[Figure collection entries]
□ □ □ □ □
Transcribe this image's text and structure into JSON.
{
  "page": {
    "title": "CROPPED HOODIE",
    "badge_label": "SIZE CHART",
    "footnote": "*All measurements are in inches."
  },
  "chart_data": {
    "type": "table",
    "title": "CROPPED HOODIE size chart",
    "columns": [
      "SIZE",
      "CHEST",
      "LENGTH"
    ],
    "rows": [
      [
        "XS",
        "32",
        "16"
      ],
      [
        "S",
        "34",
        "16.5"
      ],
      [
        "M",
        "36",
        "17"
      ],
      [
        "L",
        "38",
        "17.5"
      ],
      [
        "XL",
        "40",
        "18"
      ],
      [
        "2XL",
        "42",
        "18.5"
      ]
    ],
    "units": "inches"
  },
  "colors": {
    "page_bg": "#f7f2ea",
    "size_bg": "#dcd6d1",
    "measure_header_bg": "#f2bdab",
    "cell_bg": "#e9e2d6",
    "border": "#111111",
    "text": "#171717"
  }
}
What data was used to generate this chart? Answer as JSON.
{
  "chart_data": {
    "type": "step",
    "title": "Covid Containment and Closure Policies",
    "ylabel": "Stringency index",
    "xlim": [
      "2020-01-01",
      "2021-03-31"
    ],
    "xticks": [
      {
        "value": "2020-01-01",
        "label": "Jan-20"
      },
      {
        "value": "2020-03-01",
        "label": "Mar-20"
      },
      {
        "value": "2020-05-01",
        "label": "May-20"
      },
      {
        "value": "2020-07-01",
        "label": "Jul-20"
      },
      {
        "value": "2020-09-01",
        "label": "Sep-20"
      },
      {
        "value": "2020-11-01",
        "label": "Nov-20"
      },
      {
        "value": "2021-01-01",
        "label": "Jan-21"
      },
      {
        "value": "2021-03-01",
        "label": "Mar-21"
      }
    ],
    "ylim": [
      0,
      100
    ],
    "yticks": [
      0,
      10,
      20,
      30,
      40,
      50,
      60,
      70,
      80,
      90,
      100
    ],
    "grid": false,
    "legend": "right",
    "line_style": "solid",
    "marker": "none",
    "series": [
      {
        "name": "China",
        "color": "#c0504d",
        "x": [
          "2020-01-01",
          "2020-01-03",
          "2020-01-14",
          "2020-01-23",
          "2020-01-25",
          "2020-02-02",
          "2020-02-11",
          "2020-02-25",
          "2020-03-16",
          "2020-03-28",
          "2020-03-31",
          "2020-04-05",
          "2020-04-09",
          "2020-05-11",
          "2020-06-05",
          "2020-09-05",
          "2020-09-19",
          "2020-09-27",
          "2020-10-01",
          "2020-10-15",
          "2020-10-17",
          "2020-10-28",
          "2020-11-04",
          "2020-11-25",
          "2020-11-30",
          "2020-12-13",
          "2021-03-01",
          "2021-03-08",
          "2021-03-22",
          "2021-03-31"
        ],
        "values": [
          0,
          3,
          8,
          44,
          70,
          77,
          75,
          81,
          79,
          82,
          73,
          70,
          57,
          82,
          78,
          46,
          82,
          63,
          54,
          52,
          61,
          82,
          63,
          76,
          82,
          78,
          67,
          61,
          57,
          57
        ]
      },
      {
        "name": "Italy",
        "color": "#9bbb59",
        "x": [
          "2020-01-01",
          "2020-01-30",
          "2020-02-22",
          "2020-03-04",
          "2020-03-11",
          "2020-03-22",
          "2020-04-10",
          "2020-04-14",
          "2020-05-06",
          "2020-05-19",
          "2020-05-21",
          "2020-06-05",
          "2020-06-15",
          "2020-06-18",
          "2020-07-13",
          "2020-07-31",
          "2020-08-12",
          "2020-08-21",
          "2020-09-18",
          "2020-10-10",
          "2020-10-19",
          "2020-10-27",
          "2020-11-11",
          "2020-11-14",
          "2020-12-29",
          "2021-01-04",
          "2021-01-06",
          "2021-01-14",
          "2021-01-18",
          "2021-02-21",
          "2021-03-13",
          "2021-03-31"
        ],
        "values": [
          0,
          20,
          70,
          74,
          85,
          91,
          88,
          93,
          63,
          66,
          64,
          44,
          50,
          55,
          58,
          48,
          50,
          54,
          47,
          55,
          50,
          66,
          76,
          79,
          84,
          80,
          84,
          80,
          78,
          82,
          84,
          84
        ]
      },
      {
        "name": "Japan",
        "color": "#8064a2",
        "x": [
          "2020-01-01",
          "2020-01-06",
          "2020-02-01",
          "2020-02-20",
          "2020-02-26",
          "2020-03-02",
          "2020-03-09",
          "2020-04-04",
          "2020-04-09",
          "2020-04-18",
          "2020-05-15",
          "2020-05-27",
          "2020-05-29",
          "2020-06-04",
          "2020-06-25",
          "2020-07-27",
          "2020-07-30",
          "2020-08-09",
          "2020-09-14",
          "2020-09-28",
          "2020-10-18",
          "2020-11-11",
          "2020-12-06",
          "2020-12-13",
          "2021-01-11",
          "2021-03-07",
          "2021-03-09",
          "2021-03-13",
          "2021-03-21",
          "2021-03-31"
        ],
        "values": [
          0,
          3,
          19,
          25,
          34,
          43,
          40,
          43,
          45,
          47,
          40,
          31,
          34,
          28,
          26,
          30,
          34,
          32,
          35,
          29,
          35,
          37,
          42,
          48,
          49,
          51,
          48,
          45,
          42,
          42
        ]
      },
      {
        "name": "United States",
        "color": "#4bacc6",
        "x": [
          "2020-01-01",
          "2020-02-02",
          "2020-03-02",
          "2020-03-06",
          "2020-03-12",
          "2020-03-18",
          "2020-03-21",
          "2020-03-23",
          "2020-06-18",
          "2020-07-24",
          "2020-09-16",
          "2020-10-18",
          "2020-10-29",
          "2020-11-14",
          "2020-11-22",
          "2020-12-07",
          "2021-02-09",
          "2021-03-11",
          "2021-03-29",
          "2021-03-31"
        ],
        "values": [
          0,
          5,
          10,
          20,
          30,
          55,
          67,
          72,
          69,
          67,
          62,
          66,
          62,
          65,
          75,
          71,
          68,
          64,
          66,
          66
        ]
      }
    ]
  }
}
□ □ □ □ □
Given request. Without leaving anything out, quote all the data.

Exercise answer.
Transcribe this image's text and structure into JSON.
{
  "page": {
    "title": "CROPPED HOODIE",
    "badge_label": "SIZE CHART",
    "footnote": "*All measurements are in inches."
  },
  "chart_data": {
    "type": "table",
    "title": "CROPPED HOODIE size chart",
    "columns": [
      "SIZE",
      "CHEST",
      "LENGTH"
    ],
    "rows": [
      [
        "XS",
        "32",
        "16"
      ],
      [
        "S",
        "34",
        "16.5"
      ],
      [
        "M",
        "36",
        "17"
      ],
      [
        "L",
        "38",
        "17.5"
      ],
      [
        "XL",
        "40",
        "18"
      ],
      [
        "2XL",
        "42",
        "18.5"
      ]
    ],
    "units": "inches"
  },
  "colors": {
    "page_bg": "#f7f2ea",
    "size_bg": "#dcd6d1",
    "measure_header_bg": "#f2bdab",
    "cell_bg": "#e9e2d6",
    "border": "#111111",
    "text": "#171717"
  }
}
What data was used to generate this chart? Answer as JSON.
{
  "chart_data": {
    "type": "step",
    "title": "Covid Containment and Closure Policies",
    "ylabel": "Stringency index",
    "xlim": [
      "2020-01-01",
      "2021-03-31"
    ],
    "xticks": [
      {
        "value": "2020-01-01",
        "label": "Jan-20"
      },
      {
        "value": "2020-03-01",
        "label": "Mar-20"
      },
      {
        "value": "2020-05-01",
        "label": "May-20"
      },
      {
        "value": "2020-07-01",
        "label": "Jul-20"
      },
      {
        "value": "2020-09-01",
        "label": "Sep-20"
      },
      {
        "value": "2020-11-01",
        "label": "Nov-20"
      },
      {
        "value": "2021-01-01",
        "label": "Jan-21"
      },
      {
        "value": "2021-03-01",
        "label": "Mar-21"
      }
    ],
    "ylim": [
      0,
      100
    ],
    "yticks": [
      0,
      10,
      20,
      30,
      40,
      50,
      60,
      70,
      80,
      90,
      100
    ],
    "grid": false,
    "legend": "right",
    "line_style": "solid",
    "marker": "none",
    "series": [
      {
        "name": "China",
        "color": "#c0504d",
        "x": [
          "2020-01-01",
          "2020-01-03",
          "2020-01-14",
          "2020-01-23",
          "2020-01-25",
          "2020-02-02",
          "2020-02-11",
          "2020-02-25",
          "2020-03-16",
          "2020-03-28",
          "2020-03-31",
          "2020-04-05",
          "2020-04-09",
          "2020-05-11",
          "2020-06-05",
          "2020-09-05",
          "2020-09-19",
          "2020-09-27",
          "2020-10-01",
          "2020-10-15",
          "2020-10-17",
          "2020-10-28",
          "2020-11-04",
          "2020-11-25",
          "2020-11-30",
          "2020-12-13",
          "2021-03-01",
          "2021-03-08",
          "2021-03-22",
          "2021-03-31"
        ],
        "values": [
          0,
          3,
          8,
          44,
          70,
          77,
          75,
          81,
          79,
          82,
          73,
          70,
          57,
          82,
          78,
          46,
          82,
          63,
          54,
          52,
          61,
          82,
          63,
          76,
          82,
          78,
          67,
          61,
          57,
          57
        ]
      },
      {
        "name": "Italy",
        "color": "#9bbb59",
        "x": [
          "2020-01-01",
          "2020-01-30",
          "2020-02-22",
          "2020-03-04",
          "2020-03-11",
          "2020-03-22",
          "2020-04-10",
          "2020-04-14",
          "2020-05-06",
          "2020-05-19",
          "2020-05-21",
          "2020-06-05",
          "2020-06-15",
          "2020-06-18",
          "2020-07-13",
          "2020-07-31",
          "2020-08-12",
          "2020-08-21",
          "2020-09-18",
          "2020-10-10",
          "2020-10-19",
          "2020-10-27",
          "2020-11-11",
          "2020-11-14",
          "2020-12-29",
          "2021-01-04",
          "2021-01-06",
          "2021-01-14",
          "2021-01-18",
          "2021-02-21",
          "2021-03-13",
          "2021-03-31"
        ],
        "values": [
          0,
          20,
          70,
          74,
          85,
          91,
          88,
          93,
          63,
          66,
          64,
          44,
          50,
          55,
          58,
          48,
          50,
          54,
          47,
          55,
          50,
          66,
          76,
          79,
          84,
          80,
          84,
          80,
          78,
          82,
          84,
          84
        ]
      },
      {
        "name": "Japan",
        "color": "#8064a2",
        "x": [
          "2020-01-01",
          "2020-01-06",
          "2020-02-01",
          "2020-02-20",
          "2020-02-26",
          "2020-03-02",
          "2020-03-09",
          "2020-04-04",
          "2020-04-09",
          "2020-04-18",
          "2020-05-15",
          "2020-05-27",
          "2020-05-29",
          "2020-06-04",
          "2020-06-25",
          "2020-07-27",
          "2020-07-30",
          "2020-08-09",
          "2020-09-14",
          "2020-09-28",
          "2020-10-18",
          "2020-11-11",
          "2020-12-06",
          "2020-12-13",
          "2021-01-11",
          "2021-03-07",
          "2021-03-09",
          "2021-03-13",
          "2021-03-21",
          "2021-03-31"
        ],
        "values": [
          0,
          3,
          19,
          25,
          34,
          43,
          40,
          43,
          45,
          47,
          40,
          31,
          34,
          28,
          26,
          30,
          34,
          32,
          35,
          29,
          35,
          37,
          42,
          48,
          49,
          51,
          48,
          45,
          42,
          42
        ]
      },
      {
        "name": "United States",
        "color": "#4bacc6",
        "x": [
          "2020-01-01",
          "2020-02-02",
          "2020-03-02",
          "2020-03-06",
          "2020-03-12",
          "2020-03-18",
          "2020-03-21",
          "2020-03-23",
          "2020-06-18",
          "2020-07-24",
          "2020-09-16",
          "2020-10-18",
          "2020-10-29",
          "2020-11-14",
          "2020-11-22",
          "2020-12-07",
          "2021-02-09",
          "2021-03-11",
          "2021-03-29",
          "2021-03-31"
        ],
        "values": [
          0,
          5,
          10,
          20,
          30,
          55,
          67,
          72,
          69,
          67,
          62,
          66,
          62,
          65,
          75,
          71,
          68,
          64,
          66,
          66
        ]
      }
    ]
  }
}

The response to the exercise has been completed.